• _EXERCISE INPUT_
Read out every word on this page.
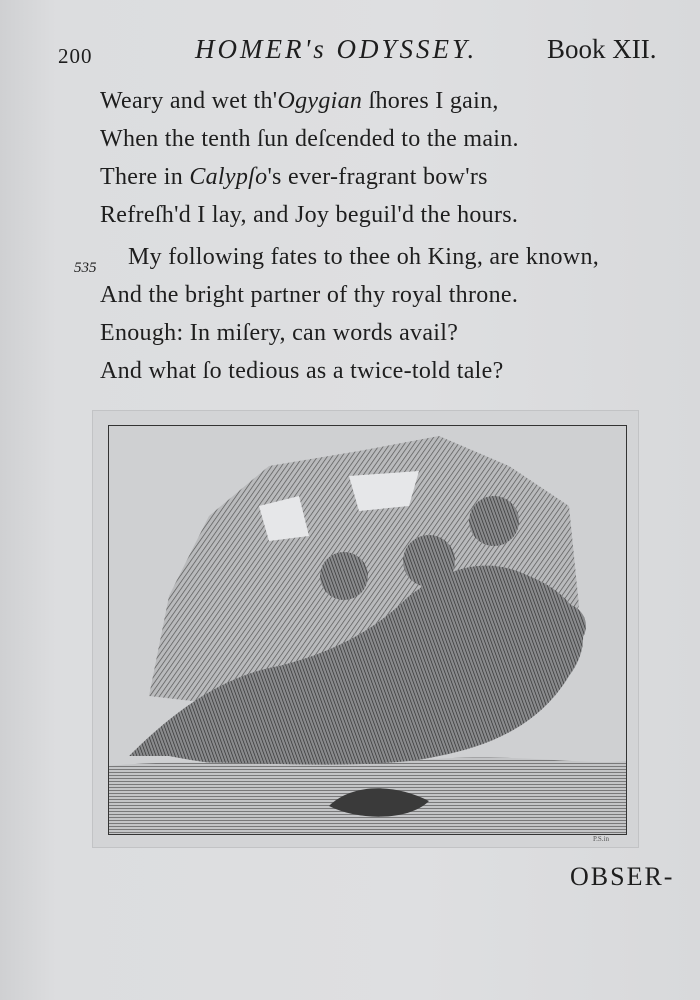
200	HOMER's ODYSSEY.	Book XII.
535
Weary and wet th'Ogygian ſhores I gain,
When the tenth ſun deſcended to the main.
There in Calypſo's ever-fragrant bow'rs
Refreſh'd I lay, and Joy beguil'd the hours.
My following fates to thee oh King, are known,
And the bright partner of thy royal throne.
Enough: In miſery, can words avail?
And what ſo tedious as a twice-told tale?
P.S.in
OBSER-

• _WHAT IS NEEDED_
Quote every record above exactly, leaving out the pictures.

• _EXPECTED OUTPUT_
Read out every word on this page.
200	HOMER's ODYSSEY.	Book XII.
535
Weary and wet th'Ogygian ſhores I gain,
When the tenth ſun deſcended to the main.
There in Calypſo's ever-fragrant bow'rs
Refreſh'd I lay, and Joy beguil'd the hours.
My following fates to thee oh King, are known,
And the bright partner of thy royal throne.
Enough: In miſery, can words avail?
And what ſo tedious as a twice-told tale?
P.S.in
OBSER-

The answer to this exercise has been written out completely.